====== Materials provided ======

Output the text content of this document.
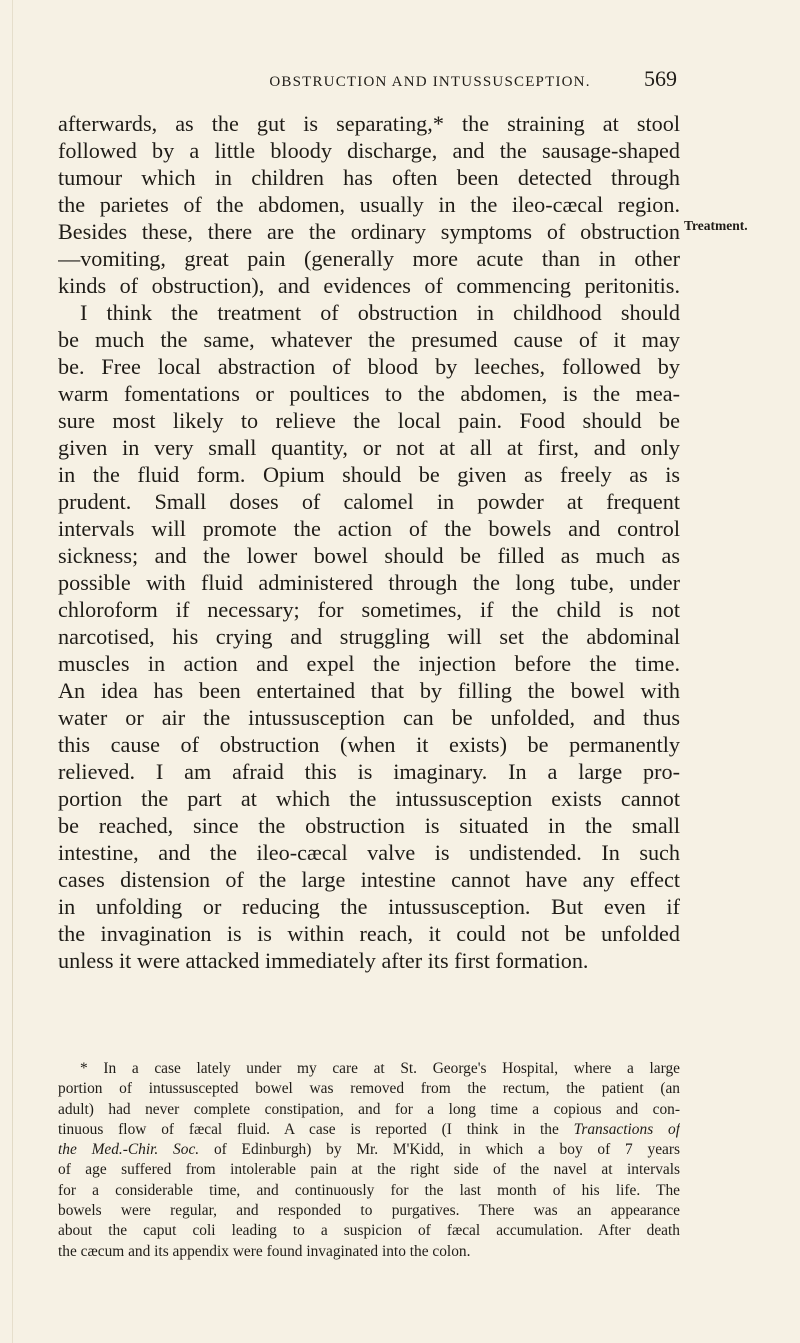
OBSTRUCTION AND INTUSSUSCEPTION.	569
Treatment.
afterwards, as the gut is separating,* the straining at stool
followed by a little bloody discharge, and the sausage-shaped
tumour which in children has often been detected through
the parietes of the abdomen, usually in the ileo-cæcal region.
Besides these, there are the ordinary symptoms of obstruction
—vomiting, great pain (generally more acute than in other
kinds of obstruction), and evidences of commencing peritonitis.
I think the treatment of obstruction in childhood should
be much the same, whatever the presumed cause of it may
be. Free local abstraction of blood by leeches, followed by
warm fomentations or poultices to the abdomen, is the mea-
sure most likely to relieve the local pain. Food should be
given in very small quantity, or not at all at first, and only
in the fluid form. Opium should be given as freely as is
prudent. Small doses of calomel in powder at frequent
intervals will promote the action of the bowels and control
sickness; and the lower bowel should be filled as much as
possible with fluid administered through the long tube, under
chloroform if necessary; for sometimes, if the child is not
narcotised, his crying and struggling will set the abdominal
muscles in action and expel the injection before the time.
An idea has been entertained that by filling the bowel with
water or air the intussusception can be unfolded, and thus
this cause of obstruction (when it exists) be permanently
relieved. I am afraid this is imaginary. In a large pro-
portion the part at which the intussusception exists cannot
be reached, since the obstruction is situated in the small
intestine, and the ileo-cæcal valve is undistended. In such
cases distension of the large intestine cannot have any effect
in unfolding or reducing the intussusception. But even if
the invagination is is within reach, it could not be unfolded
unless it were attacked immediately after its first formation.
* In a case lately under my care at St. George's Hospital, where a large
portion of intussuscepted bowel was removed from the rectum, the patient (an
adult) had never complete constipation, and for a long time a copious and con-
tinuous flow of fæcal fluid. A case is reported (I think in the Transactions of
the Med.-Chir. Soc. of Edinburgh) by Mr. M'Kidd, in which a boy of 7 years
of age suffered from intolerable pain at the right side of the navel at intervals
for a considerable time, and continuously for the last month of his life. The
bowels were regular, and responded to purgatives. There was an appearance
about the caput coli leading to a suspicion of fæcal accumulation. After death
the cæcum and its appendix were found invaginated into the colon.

======

- Problem requirements: Copy every entry word for word, but omit the pictures.

- Output for this task:
Output the text content of this document.
OBSTRUCTION AND INTUSSUSCEPTION.	569
Treatment.
afterwards, as the gut is separating,* the straining at stool
followed by a little bloody discharge, and the sausage-shaped
tumour which in children has often been detected through
the parietes of the abdomen, usually in the ileo-cæcal region.
Besides these, there are the ordinary symptoms of obstruction
—vomiting, great pain (generally more acute than in other
kinds of obstruction), and evidences of commencing peritonitis.
I think the treatment of obstruction in childhood should
be much the same, whatever the presumed cause of it may
be. Free local abstraction of blood by leeches, followed by
warm fomentations or poultices to the abdomen, is the mea-
sure most likely to relieve the local pain. Food should be
given in very small quantity, or not at all at first, and only
in the fluid form. Opium should be given as freely as is
prudent. Small doses of calomel in powder at frequent
intervals will promote the action of the bowels and control
sickness; and the lower bowel should be filled as much as
possible with fluid administered through the long tube, under
chloroform if necessary; for sometimes, if the child is not
narcotised, his crying and struggling will set the abdominal
muscles in action and expel the injection before the time.
An idea has been entertained that by filling the bowel with
water or air the intussusception can be unfolded, and thus
this cause of obstruction (when it exists) be permanently
relieved. I am afraid this is imaginary. In a large pro-
portion the part at which the intussusception exists cannot
be reached, since the obstruction is situated in the small
intestine, and the ileo-cæcal valve is undistended. In such
cases distension of the large intestine cannot have any effect
in unfolding or reducing the intussusception. But even if
the invagination is is within reach, it could not be unfolded
unless it were attacked immediately after its first formation.
* In a case lately under my care at St. George's Hospital, where a large
portion of intussuscepted bowel was removed from the rectum, the patient (an
adult) had never complete constipation, and for a long time a copious and con-
tinuous flow of fæcal fluid. A case is reported (I think in the Transactions of
the Med.-Chir. Soc. of Edinburgh) by Mr. M'Kidd, in which a boy of 7 years
of age suffered from intolerable pain at the right side of the navel at intervals
for a considerable time, and continuously for the last month of his life. The
bowels were regular, and responded to purgatives. There was an appearance
about the caput coli leading to a suspicion of fæcal accumulation. After death
the cæcum and its appendix were found invaginated into the colon.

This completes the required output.